**Instructions to follow:**
Every line of the material is to be repeated exactly as it stands.

**Data:**
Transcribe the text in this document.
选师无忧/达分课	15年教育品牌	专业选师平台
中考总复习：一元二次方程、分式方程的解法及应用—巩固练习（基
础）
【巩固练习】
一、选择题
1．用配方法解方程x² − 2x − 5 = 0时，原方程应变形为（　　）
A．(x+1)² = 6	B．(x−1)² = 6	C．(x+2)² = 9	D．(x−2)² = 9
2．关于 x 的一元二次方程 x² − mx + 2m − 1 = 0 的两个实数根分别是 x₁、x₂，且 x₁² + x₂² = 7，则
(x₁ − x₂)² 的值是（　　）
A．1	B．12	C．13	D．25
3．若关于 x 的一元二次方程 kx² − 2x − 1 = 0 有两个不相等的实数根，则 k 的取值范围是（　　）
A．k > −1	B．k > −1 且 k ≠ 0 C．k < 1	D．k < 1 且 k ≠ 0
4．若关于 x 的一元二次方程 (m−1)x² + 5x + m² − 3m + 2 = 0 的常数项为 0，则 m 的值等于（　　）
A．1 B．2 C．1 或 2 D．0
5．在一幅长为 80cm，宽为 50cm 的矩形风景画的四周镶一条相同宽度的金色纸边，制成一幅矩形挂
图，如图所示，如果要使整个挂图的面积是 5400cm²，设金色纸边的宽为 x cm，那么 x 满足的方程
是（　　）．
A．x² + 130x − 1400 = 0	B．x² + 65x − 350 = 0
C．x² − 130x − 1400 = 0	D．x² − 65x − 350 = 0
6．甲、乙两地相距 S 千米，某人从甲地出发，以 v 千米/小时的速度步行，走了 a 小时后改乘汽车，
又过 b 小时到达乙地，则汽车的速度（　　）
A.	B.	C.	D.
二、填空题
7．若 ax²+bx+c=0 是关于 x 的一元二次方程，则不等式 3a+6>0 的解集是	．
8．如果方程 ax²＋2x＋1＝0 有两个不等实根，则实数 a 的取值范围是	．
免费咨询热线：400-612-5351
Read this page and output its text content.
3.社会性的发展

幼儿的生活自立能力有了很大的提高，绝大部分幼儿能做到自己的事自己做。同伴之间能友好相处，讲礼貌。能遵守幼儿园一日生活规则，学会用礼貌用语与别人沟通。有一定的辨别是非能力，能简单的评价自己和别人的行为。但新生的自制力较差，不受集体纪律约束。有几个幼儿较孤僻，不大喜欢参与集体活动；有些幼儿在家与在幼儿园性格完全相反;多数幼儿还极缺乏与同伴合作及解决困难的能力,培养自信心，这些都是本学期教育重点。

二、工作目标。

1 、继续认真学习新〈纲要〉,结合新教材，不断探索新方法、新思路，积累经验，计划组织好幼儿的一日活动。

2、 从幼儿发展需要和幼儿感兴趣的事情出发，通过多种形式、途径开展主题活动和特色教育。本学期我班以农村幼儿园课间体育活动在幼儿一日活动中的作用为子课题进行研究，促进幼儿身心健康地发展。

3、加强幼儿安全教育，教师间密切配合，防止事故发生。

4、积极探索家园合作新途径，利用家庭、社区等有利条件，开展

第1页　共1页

**Solution for this task:**
Transcribe the text in this document.
选师无忧/达分课	15年教育品牌	专业选师平台
中考总复习：一元二次方程、分式方程的解法及应用—巩固练习（基
础）
【巩固练习】
一、选择题
1．用配方法解方程x² − 2x − 5 = 0时，原方程应变形为（　　）
A．(x+1)² = 6	B．(x−1)² = 6	C．(x+2)² = 9	D．(x−2)² = 9
2．关于 x 的一元二次方程 x² − mx + 2m − 1 = 0 的两个实数根分别是 x₁、x₂，且 x₁² + x₂² = 7，则
(x₁ − x₂)² 的值是（　　）
A．1	B．12	C．13	D．25
3．若关于 x 的一元二次方程 kx² − 2x − 1 = 0 有两个不相等的实数根，则 k 的取值范围是（　　）
A．k > −1	B．k > −1 且 k ≠ 0 C．k < 1	D．k < 1 且 k ≠ 0
4．若关于 x 的一元二次方程 (m−1)x² + 5x + m² − 3m + 2 = 0 的常数项为 0，则 m 的值等于（　　）
A．1 B．2 C．1 或 2 D．0
5．在一幅长为 80cm，宽为 50cm 的矩形风景画的四周镶一条相同宽度的金色纸边，制成一幅矩形挂
图，如图所示，如果要使整个挂图的面积是 5400cm²，设金色纸边的宽为 x cm，那么 x 满足的方程
是（　　）．
A．x² + 130x − 1400 = 0	B．x² + 65x − 350 = 0
C．x² − 130x − 1400 = 0	D．x² − 65x − 350 = 0
6．甲、乙两地相距 S 千米，某人从甲地出发，以 v 千米/小时的速度步行，走了 a 小时后改乘汽车，
又过 b 小时到达乙地，则汽车的速度（　　）
A.	B.	C.	D.
二、填空题
7．若 ax²+bx+c=0 是关于 x 的一元二次方程，则不等式 3a+6>0 的解集是	．
8．如果方程 ax²＋2x＋1＝0 有两个不等实根，则实数 a 的取值范围是	．
免费咨询热线：400-612-5351
Read this page and output its text content.
3.社会性的发展

幼儿的生活自立能力有了很大的提高，绝大部分幼儿能做到自己的事自己做。同伴之间能友好相处，讲礼貌。能遵守幼儿园一日生活规则，学会用礼貌用语与别人沟通。有一定的辨别是非能力，能简单的评价自己和别人的行为。但新生的自制力较差，不受集体纪律约束。有几个幼儿较孤僻，不大喜欢参与集体活动；有些幼儿在家与在幼儿园性格完全相反;多数幼儿还极缺乏与同伴合作及解决困难的能力,培养自信心，这些都是本学期教育重点。

二、工作目标。

1 、继续认真学习新〈纲要〉,结合新教材，不断探索新方法、新思路，积累经验，计划组织好幼儿的一日活动。

2、 从幼儿发展需要和幼儿感兴趣的事情出发，通过多种形式、途径开展主题活动和特色教育。本学期我班以农村幼儿园课间体育活动在幼儿一日活动中的作用为子课题进行研究，促进幼儿身心健康地发展。

3、加强幼儿安全教育，教师间密切配合，防止事故发生。

4、积极探索家园合作新途径，利用家庭、社区等有利条件，开展

第1页　共1页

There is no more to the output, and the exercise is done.